---- Entries supplied
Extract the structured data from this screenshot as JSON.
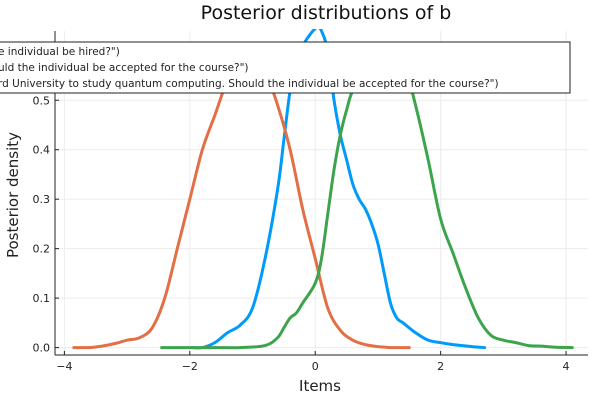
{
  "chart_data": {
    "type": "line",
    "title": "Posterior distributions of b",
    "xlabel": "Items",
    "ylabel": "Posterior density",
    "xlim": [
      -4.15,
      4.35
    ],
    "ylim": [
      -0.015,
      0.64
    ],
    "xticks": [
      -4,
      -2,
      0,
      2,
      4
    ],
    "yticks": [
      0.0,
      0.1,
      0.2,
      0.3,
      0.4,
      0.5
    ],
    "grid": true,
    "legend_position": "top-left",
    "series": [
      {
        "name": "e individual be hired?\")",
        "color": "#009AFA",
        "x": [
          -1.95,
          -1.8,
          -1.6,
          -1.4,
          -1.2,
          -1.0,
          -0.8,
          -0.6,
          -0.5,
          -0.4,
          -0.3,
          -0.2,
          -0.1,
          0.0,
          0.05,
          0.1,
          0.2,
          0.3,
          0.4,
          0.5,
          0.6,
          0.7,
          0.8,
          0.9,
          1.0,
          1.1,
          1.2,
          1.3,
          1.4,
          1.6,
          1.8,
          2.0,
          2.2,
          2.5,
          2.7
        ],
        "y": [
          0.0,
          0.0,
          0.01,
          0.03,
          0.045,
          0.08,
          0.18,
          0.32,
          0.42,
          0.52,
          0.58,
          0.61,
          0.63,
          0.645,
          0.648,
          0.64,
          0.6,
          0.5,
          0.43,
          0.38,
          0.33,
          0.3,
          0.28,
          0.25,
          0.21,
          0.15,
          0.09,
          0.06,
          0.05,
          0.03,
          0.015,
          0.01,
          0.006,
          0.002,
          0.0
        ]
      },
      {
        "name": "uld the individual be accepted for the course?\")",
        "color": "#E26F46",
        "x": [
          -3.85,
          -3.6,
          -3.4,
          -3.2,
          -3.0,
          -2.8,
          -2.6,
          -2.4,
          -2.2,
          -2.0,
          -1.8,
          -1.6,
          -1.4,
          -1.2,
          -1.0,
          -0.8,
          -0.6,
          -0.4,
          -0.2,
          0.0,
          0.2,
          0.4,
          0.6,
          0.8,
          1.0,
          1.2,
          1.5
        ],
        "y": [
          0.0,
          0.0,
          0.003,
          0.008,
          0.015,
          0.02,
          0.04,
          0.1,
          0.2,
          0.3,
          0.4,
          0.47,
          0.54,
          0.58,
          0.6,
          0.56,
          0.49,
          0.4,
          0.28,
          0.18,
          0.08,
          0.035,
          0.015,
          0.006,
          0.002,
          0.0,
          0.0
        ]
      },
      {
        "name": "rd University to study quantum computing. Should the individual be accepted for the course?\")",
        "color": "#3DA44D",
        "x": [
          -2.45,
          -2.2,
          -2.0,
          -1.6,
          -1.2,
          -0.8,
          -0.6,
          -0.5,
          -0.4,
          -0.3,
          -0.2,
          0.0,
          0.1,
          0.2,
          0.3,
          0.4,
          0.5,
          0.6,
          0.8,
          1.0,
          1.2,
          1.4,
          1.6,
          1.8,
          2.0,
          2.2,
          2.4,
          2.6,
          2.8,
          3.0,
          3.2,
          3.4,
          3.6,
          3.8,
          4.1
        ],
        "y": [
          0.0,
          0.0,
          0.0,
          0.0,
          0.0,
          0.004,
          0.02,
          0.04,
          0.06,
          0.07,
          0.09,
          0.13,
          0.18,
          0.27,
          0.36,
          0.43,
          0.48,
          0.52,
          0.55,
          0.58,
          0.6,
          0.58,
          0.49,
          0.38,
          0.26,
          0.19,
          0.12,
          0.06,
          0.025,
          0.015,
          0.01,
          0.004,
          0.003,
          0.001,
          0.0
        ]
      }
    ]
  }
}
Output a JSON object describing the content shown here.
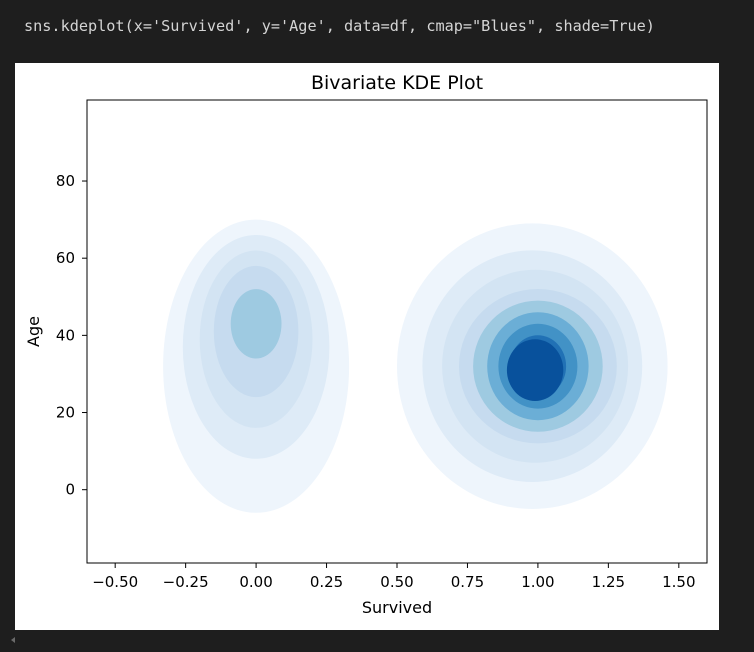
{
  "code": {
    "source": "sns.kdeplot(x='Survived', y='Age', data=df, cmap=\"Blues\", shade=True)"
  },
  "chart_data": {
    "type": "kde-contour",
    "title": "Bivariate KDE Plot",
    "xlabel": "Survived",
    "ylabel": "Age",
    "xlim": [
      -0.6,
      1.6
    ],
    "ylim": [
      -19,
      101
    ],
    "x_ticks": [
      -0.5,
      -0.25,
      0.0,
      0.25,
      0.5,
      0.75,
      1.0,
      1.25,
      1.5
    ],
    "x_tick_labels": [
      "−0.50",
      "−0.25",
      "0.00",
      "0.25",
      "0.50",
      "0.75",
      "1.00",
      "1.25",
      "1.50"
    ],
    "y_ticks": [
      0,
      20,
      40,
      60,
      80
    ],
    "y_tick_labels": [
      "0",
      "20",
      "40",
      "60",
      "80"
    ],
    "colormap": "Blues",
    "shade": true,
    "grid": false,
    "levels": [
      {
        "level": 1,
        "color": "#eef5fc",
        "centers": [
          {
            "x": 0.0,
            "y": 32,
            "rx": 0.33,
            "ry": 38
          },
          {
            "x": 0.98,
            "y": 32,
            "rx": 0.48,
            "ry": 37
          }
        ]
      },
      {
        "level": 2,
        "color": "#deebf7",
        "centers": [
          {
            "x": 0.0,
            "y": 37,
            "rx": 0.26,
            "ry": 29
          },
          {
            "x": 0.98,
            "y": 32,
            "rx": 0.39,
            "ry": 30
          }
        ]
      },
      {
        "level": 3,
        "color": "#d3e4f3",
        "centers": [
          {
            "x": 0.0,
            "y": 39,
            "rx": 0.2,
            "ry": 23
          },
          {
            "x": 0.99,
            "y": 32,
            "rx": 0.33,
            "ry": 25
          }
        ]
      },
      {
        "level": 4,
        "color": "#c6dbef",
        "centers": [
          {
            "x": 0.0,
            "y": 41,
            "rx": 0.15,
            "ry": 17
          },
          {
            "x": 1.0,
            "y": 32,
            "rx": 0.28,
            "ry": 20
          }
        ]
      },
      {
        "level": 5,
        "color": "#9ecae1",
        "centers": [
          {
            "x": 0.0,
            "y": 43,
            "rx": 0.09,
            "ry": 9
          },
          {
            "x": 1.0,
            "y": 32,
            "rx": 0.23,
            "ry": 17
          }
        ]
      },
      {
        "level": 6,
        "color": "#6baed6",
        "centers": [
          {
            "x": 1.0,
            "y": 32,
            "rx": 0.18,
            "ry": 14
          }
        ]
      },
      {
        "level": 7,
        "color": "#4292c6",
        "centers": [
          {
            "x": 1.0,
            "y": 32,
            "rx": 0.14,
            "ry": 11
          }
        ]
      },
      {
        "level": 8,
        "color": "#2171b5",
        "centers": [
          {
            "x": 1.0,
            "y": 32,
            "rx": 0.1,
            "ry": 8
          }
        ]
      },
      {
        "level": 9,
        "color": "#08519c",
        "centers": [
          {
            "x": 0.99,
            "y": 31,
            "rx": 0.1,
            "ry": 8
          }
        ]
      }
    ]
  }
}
--------
Each line in the data that holds the string "Blues" should be found and copied.

    "source": "sns.kdeplot(x='Survived', y='Age', data=df, cmap=\"Blues\", shade=True)"
    "colormap": "Blues",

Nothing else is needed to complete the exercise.